§ **Provided data**

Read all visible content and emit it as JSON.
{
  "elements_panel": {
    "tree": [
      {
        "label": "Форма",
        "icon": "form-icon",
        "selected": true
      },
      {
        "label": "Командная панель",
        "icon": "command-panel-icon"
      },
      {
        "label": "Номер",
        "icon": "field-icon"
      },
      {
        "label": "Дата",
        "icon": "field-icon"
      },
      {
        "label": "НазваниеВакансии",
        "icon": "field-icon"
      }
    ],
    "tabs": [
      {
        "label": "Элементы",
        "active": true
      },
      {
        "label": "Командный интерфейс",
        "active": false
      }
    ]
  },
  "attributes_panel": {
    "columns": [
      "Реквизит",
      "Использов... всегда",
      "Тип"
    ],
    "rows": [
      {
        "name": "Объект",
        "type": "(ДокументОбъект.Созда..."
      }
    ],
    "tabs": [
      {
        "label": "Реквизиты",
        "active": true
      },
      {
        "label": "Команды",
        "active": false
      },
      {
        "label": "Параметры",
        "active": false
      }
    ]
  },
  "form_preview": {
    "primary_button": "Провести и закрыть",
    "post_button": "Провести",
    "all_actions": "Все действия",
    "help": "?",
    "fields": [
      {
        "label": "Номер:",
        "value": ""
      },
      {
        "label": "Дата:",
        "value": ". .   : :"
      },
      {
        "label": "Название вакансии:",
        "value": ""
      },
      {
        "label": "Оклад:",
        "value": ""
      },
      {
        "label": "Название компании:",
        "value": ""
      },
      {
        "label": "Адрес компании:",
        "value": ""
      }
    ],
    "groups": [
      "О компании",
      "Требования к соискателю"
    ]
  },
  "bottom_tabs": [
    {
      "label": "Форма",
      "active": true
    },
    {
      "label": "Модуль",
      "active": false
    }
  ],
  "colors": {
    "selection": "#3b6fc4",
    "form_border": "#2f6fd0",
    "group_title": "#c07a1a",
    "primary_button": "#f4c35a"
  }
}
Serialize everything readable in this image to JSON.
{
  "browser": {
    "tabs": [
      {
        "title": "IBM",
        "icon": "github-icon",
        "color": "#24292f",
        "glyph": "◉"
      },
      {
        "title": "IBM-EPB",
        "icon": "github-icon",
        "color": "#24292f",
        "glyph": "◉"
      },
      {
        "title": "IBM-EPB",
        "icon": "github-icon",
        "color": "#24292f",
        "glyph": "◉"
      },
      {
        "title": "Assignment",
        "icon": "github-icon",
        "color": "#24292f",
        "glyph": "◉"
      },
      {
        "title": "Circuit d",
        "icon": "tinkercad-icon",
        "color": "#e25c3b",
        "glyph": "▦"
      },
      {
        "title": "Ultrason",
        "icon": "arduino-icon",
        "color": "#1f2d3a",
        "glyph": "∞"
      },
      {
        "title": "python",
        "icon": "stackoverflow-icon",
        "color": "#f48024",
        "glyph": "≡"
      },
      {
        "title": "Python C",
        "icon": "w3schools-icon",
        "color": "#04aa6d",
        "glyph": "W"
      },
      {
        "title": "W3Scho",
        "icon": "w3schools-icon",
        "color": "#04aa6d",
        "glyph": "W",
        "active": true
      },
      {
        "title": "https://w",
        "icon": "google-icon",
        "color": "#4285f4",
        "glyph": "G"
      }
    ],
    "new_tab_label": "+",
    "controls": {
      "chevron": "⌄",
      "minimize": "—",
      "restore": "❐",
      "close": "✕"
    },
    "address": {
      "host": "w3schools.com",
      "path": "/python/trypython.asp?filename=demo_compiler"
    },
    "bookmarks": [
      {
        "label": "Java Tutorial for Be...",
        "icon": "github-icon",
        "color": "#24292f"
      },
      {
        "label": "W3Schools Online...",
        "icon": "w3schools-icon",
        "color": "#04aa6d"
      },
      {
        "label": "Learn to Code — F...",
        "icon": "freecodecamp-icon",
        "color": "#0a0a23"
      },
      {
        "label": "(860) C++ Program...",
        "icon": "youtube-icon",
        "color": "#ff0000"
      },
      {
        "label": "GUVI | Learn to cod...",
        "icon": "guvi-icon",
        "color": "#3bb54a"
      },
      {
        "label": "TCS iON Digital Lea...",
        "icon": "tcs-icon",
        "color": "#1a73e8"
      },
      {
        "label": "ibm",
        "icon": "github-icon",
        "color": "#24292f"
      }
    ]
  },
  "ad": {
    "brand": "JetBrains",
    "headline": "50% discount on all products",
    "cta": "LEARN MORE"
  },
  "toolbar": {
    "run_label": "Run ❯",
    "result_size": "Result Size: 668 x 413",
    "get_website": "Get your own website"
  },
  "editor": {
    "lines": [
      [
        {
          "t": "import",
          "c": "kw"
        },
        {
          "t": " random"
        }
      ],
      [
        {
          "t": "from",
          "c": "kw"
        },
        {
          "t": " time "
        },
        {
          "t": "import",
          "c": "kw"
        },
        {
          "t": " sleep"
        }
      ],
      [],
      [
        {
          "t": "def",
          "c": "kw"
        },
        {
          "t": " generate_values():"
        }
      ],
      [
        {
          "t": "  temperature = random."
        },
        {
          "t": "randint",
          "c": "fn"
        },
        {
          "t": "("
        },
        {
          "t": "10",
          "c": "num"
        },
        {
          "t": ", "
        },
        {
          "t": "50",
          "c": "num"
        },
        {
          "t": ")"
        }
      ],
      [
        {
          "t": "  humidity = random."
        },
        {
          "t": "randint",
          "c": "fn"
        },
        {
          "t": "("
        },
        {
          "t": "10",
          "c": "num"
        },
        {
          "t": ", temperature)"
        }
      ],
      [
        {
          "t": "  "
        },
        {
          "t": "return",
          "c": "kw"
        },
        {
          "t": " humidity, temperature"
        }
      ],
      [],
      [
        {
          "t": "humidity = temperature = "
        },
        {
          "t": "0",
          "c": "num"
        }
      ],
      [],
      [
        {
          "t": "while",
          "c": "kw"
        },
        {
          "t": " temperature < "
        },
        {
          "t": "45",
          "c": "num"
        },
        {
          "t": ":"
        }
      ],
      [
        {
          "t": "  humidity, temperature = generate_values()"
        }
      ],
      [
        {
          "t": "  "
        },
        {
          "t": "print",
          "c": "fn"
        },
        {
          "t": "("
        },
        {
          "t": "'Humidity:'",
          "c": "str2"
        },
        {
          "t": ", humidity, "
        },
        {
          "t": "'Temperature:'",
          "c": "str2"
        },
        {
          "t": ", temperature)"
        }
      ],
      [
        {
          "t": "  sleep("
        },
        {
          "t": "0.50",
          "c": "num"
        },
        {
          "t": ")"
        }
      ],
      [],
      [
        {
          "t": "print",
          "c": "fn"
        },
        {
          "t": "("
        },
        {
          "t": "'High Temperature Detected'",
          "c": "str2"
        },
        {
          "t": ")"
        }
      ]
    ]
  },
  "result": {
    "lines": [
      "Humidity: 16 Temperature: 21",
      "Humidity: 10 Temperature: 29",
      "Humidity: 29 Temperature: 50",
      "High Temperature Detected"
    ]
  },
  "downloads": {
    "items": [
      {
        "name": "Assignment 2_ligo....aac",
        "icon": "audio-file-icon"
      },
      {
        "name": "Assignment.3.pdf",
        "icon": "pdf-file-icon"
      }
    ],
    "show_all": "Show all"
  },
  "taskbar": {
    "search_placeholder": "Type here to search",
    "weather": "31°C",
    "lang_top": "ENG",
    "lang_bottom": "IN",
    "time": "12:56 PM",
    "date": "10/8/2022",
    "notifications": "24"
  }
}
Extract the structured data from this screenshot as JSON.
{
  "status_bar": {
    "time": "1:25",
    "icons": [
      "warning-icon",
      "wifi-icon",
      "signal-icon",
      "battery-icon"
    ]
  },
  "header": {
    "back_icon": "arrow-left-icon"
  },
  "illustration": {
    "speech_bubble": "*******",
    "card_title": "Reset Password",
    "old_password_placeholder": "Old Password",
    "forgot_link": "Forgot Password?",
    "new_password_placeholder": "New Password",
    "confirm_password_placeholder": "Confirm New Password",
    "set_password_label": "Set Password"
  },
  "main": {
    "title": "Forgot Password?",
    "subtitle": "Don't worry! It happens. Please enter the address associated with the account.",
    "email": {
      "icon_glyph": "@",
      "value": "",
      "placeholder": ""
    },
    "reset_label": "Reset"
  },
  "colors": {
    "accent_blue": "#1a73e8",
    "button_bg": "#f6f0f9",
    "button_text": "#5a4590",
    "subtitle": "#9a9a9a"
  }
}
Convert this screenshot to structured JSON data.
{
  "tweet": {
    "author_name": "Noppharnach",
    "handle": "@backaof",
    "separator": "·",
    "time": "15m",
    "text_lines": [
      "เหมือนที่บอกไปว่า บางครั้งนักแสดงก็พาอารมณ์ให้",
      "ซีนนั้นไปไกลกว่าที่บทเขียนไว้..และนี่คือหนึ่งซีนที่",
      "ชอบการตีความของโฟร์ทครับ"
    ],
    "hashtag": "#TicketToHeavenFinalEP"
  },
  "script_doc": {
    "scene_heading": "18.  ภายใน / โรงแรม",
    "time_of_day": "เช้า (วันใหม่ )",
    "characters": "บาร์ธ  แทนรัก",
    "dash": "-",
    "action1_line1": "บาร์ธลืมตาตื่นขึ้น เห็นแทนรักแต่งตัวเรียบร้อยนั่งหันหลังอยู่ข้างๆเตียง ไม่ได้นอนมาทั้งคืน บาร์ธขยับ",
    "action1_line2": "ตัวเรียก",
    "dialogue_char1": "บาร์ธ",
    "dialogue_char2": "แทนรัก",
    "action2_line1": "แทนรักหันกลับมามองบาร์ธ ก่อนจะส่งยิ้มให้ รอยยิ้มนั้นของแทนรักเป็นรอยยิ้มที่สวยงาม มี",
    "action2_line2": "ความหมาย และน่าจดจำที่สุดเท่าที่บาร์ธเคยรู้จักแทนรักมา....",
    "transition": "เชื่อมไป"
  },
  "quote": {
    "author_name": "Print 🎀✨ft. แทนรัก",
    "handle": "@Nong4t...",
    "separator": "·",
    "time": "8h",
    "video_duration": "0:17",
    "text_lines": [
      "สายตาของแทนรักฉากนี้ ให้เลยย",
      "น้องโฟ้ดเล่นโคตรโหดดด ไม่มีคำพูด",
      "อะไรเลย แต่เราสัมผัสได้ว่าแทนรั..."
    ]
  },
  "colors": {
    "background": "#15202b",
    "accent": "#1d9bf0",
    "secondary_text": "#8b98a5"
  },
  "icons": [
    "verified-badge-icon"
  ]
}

§ **Exercise prompt**
Search the records above for "random". Copy each line where it is found.

§ **Solution**
          "t": " random"
          "t": "  temperature = random."
          "t": "  humidity = random."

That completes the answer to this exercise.